_Instructions to follow_: Look through the listing and locate every line containing the word "name"; copy those lines.

* begin Data rows *

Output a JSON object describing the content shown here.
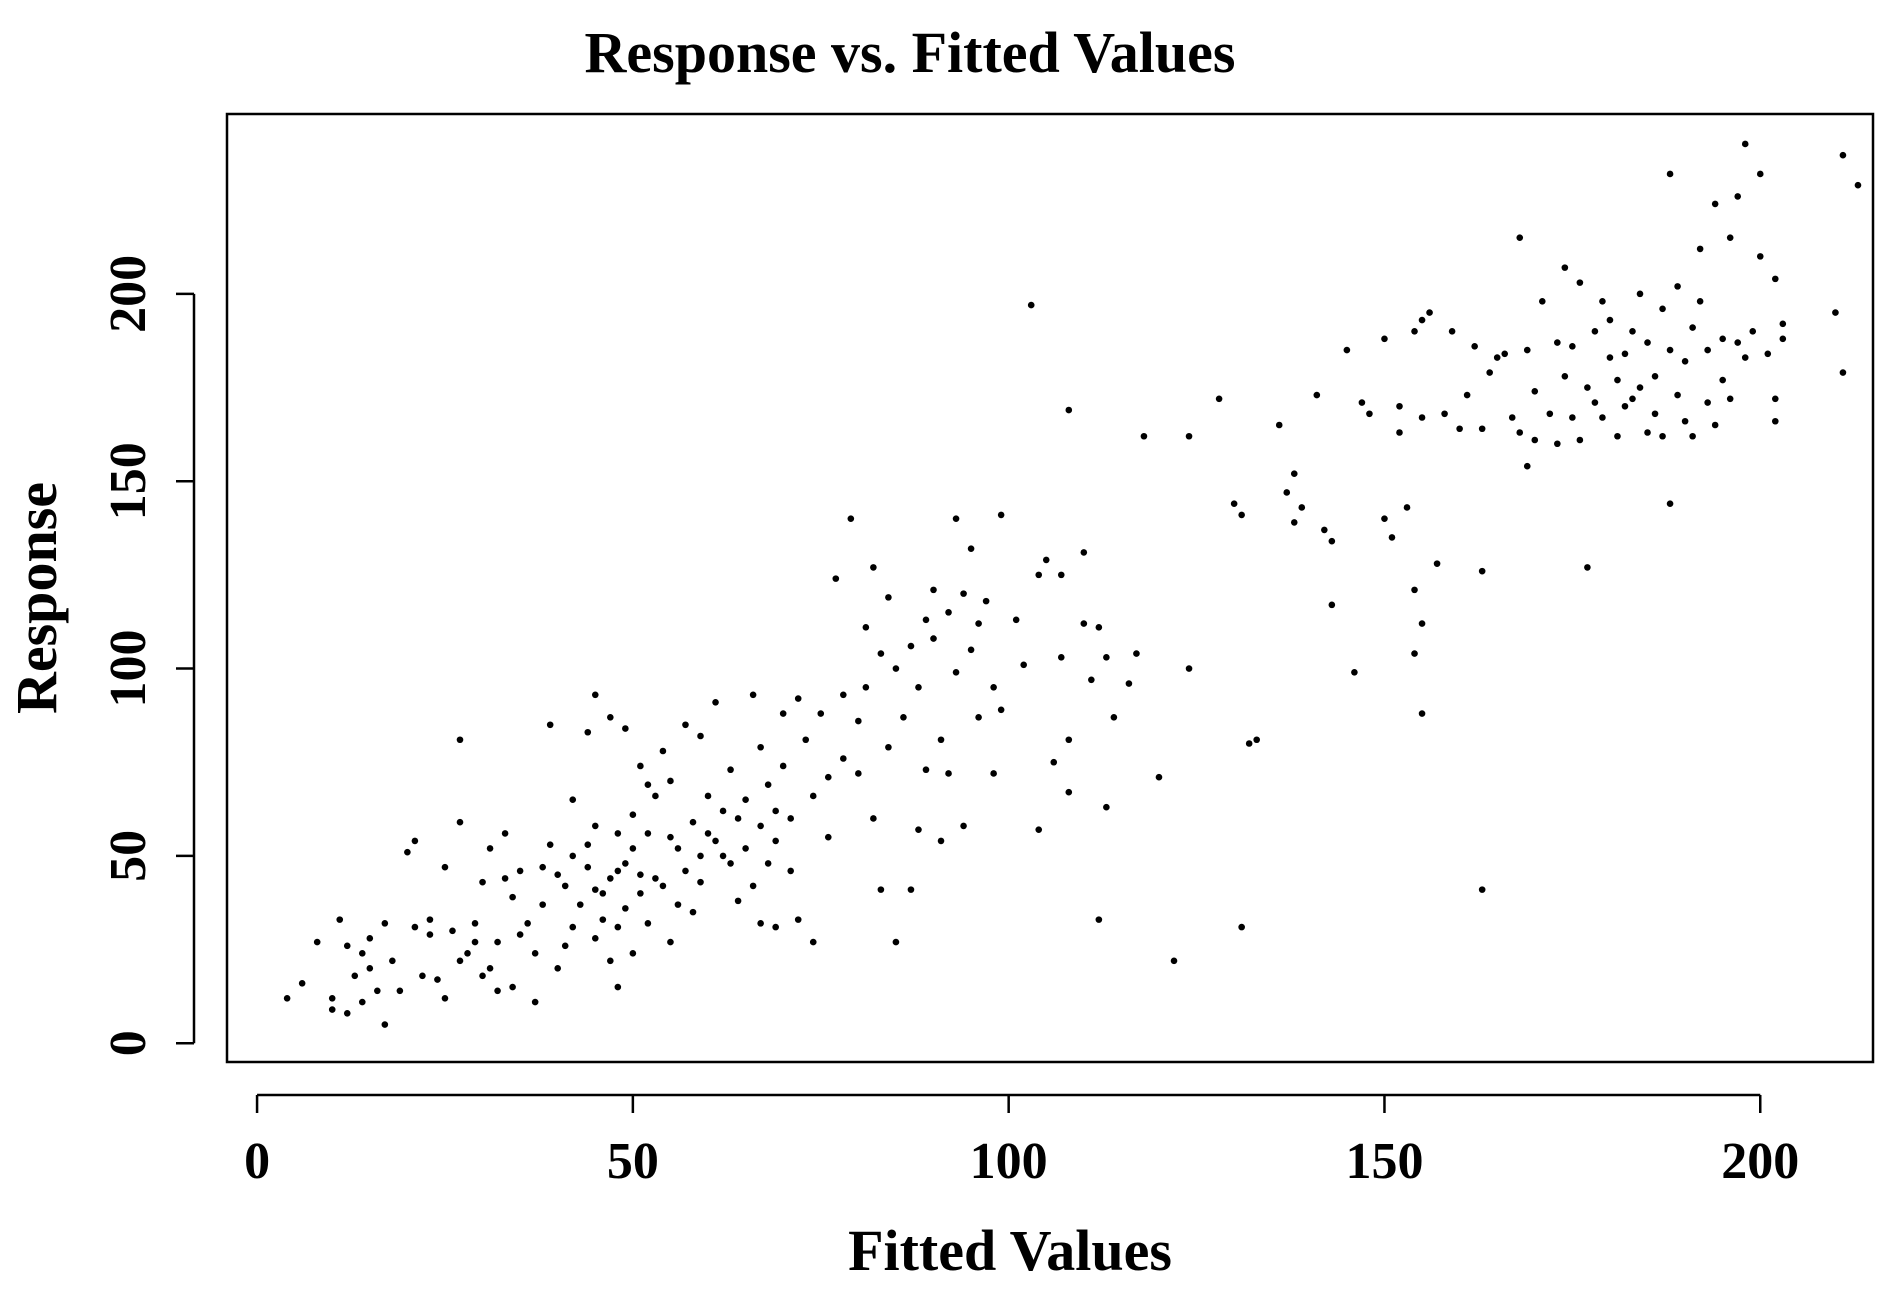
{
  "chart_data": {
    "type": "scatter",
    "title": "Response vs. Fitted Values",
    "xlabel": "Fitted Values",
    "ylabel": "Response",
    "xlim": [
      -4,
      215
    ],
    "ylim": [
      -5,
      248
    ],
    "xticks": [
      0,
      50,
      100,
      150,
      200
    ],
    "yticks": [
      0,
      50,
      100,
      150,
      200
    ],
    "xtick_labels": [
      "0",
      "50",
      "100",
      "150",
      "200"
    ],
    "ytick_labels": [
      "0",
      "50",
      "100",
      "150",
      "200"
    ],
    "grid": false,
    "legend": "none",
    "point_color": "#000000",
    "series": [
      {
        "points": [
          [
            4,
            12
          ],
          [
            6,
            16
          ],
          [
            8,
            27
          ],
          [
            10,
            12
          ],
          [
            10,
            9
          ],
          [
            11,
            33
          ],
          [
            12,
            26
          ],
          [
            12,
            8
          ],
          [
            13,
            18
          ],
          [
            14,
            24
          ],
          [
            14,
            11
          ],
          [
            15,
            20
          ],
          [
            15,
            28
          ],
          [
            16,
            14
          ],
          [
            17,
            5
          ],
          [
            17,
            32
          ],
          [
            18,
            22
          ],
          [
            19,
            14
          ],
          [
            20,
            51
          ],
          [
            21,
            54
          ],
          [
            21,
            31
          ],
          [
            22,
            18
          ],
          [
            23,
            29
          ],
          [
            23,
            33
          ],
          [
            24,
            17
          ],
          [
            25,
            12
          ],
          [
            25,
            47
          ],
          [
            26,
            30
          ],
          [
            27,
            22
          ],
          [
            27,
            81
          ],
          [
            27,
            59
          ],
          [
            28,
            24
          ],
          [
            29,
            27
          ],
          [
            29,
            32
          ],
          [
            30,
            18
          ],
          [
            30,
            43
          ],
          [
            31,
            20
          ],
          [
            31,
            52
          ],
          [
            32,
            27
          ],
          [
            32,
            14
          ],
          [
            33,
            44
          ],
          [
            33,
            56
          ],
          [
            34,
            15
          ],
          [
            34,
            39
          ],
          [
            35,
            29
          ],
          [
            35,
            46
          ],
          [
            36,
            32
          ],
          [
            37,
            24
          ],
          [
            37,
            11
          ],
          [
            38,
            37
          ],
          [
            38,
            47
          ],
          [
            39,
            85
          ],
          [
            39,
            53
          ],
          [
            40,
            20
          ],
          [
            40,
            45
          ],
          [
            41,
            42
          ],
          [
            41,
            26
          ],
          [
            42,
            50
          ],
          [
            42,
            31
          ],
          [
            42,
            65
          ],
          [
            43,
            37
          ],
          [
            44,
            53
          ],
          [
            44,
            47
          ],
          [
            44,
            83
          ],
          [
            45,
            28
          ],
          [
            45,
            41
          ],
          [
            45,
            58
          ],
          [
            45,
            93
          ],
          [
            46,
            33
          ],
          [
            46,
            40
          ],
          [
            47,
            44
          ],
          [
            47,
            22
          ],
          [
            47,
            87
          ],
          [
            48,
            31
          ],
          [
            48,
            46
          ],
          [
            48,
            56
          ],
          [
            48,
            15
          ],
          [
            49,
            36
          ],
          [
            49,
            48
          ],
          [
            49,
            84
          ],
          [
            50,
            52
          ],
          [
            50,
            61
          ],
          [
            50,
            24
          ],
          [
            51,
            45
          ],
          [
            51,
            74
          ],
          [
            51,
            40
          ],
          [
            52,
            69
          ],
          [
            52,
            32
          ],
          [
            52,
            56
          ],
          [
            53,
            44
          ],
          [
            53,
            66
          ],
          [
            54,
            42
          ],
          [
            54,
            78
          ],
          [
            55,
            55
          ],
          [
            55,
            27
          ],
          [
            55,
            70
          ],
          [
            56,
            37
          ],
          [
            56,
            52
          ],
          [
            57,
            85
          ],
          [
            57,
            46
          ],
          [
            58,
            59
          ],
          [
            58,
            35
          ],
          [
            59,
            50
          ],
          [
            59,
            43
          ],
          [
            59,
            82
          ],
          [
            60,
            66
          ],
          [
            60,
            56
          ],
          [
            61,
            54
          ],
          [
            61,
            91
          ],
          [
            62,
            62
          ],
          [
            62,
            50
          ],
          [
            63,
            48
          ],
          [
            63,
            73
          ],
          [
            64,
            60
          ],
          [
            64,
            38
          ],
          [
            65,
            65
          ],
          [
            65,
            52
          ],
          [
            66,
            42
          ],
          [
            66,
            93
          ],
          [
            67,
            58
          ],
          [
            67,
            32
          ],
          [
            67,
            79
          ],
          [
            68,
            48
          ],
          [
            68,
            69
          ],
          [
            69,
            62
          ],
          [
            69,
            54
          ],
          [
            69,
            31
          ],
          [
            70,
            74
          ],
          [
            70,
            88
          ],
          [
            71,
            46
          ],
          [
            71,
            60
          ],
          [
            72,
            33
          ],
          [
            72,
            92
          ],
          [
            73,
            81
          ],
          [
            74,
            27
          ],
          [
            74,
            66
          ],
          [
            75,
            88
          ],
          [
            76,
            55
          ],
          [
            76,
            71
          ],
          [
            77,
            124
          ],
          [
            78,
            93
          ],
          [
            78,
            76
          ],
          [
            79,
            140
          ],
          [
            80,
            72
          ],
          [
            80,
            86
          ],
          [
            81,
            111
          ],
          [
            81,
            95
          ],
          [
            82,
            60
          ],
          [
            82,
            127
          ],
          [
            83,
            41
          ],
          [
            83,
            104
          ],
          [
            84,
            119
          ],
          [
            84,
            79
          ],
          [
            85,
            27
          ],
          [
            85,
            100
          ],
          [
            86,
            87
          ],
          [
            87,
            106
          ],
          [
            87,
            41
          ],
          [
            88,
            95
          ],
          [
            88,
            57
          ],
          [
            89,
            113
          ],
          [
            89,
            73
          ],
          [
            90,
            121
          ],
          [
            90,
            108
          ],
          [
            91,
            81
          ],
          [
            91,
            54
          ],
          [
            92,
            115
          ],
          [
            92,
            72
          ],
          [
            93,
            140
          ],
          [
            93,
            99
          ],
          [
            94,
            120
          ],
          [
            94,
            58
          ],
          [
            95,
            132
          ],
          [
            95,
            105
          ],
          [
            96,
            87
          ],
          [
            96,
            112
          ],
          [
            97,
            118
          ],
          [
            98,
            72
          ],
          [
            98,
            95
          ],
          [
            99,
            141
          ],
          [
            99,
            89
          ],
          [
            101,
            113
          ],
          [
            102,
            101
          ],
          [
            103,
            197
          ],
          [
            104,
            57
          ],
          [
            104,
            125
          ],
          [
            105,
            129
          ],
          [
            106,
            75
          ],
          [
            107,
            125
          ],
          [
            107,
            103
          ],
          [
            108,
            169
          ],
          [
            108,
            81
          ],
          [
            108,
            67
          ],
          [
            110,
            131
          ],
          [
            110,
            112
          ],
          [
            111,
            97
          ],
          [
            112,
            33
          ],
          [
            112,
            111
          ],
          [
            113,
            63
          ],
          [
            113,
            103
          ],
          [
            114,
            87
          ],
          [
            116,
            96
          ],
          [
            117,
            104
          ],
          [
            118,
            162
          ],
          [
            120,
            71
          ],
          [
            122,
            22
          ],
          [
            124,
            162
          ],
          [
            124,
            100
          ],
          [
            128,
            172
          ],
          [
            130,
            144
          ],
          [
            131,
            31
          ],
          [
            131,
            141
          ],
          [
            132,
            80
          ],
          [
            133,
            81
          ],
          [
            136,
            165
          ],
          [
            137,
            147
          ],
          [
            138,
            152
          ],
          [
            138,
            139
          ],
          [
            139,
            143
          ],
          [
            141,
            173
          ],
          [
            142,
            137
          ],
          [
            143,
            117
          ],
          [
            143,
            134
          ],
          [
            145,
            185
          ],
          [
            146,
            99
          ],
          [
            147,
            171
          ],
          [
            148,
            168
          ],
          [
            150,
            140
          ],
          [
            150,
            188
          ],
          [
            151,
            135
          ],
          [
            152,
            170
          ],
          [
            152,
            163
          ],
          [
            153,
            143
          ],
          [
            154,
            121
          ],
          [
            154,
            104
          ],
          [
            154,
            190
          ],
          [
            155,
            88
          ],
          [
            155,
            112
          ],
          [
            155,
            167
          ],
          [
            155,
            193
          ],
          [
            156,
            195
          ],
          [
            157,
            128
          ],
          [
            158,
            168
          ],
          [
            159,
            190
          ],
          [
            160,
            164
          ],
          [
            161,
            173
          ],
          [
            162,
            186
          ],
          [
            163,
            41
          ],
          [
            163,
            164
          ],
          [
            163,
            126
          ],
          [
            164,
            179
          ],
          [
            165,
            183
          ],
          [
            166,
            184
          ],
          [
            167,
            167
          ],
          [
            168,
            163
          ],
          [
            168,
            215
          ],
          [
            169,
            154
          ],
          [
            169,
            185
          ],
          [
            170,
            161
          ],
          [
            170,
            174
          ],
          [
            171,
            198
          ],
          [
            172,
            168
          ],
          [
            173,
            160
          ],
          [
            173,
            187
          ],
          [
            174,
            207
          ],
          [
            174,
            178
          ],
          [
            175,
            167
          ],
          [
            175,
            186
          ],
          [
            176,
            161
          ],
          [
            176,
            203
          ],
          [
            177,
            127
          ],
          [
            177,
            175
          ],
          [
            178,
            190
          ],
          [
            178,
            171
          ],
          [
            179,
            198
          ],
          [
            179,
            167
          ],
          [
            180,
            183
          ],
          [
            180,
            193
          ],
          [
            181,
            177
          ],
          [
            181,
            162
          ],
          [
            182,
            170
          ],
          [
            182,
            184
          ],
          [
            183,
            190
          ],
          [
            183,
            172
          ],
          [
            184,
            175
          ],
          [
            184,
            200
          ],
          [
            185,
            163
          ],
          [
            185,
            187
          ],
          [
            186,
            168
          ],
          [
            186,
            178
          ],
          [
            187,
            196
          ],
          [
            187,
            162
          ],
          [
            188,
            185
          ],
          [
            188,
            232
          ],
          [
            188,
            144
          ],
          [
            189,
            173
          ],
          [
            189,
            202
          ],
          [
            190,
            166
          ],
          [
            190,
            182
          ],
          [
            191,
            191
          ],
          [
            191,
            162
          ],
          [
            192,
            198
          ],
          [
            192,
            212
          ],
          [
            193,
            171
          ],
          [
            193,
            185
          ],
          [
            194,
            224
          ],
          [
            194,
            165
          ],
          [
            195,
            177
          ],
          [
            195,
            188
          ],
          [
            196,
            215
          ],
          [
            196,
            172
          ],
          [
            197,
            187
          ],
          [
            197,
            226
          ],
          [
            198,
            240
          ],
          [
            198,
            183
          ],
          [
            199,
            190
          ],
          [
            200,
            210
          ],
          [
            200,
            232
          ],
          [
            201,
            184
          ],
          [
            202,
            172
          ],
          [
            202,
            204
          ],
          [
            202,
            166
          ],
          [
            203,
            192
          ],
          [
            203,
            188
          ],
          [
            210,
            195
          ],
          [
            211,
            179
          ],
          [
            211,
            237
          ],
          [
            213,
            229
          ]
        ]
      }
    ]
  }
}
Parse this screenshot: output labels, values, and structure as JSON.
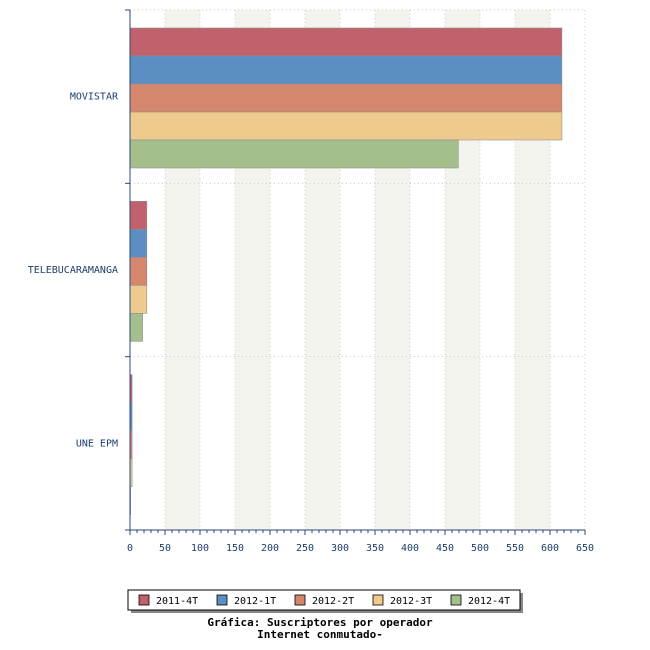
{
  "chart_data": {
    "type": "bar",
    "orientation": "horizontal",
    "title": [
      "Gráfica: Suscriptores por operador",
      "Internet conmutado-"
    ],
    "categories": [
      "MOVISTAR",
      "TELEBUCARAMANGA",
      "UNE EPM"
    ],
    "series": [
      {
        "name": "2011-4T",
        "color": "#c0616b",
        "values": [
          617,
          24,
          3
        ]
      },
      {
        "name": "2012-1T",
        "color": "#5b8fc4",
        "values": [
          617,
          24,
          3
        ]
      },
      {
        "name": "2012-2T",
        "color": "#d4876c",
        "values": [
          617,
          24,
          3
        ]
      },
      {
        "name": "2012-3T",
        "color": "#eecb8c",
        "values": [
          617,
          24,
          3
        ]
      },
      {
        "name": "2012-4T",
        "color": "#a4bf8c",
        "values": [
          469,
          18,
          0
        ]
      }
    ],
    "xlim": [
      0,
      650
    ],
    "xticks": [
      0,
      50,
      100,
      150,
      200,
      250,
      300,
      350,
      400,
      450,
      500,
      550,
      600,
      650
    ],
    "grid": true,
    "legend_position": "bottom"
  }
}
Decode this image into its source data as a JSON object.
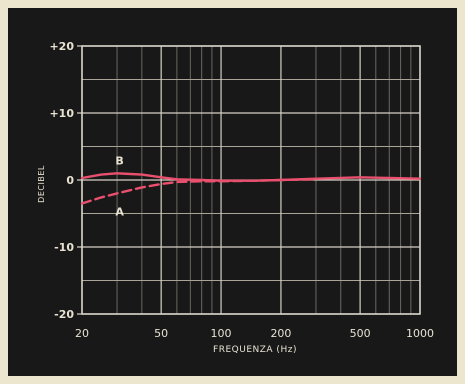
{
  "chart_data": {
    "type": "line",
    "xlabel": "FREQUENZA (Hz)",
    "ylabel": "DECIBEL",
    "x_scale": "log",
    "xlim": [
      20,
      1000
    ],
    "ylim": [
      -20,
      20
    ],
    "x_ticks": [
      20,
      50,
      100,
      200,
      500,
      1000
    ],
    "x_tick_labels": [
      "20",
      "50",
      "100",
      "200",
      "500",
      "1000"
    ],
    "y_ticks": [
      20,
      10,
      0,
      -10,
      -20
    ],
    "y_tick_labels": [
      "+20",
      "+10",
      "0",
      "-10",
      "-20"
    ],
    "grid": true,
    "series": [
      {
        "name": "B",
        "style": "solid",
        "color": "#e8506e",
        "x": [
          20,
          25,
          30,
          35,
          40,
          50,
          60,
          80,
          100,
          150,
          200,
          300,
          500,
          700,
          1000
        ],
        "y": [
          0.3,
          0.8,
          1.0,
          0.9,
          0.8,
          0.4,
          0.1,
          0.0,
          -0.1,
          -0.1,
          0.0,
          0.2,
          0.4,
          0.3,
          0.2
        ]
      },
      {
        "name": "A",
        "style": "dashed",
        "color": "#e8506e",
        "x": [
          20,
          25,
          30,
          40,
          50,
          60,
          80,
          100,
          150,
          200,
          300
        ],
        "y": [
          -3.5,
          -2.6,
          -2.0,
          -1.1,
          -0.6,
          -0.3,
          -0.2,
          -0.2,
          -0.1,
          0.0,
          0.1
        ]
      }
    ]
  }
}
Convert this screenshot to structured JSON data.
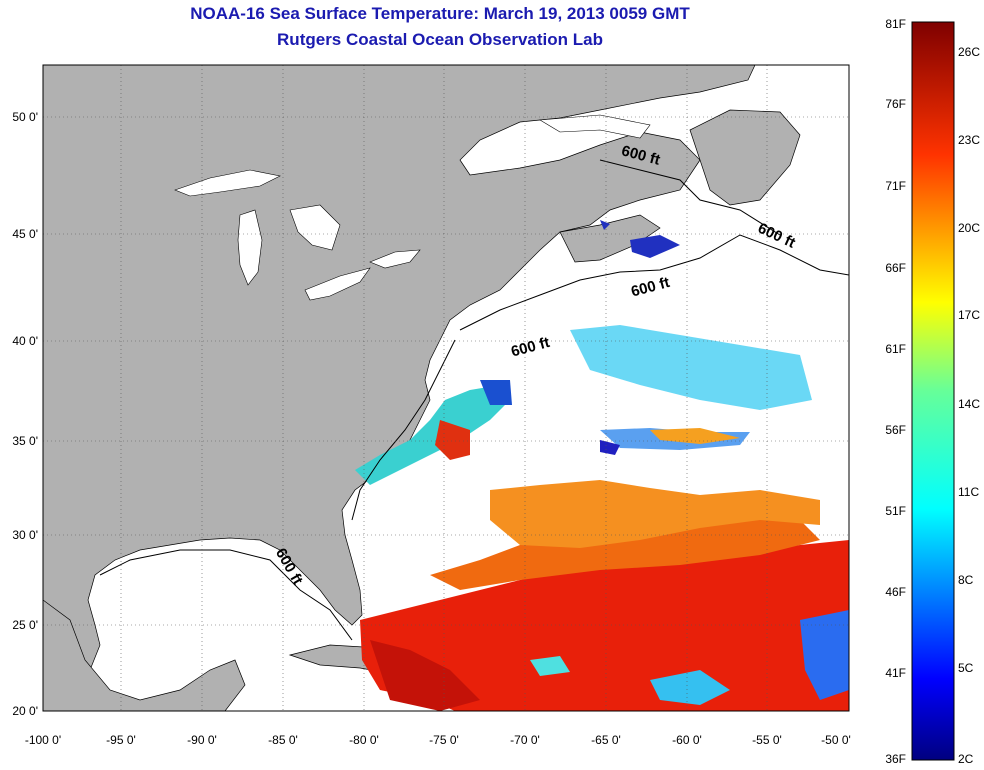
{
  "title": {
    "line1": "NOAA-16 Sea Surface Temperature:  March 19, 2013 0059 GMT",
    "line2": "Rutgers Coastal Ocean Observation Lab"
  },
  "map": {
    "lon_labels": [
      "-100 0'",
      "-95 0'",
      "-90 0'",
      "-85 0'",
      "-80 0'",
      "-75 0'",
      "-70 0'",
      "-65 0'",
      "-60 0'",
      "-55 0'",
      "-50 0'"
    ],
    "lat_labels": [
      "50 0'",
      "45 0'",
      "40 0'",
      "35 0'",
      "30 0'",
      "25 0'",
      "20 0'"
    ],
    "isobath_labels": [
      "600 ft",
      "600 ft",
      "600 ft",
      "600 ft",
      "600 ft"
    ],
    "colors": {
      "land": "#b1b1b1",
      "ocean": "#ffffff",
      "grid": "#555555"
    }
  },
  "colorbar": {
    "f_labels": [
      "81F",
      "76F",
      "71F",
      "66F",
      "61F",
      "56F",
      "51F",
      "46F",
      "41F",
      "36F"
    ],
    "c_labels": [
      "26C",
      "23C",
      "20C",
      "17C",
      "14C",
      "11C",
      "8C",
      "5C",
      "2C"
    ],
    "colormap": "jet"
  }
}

* end Data rows *

_Correct result_:
        "name": "2011-4T",
        "name": "2012-1T",
        "name": "2012-2T",
        "name": "2012-3T",
        "name": "2012-4T",
        "name": "B",
        "name": "A",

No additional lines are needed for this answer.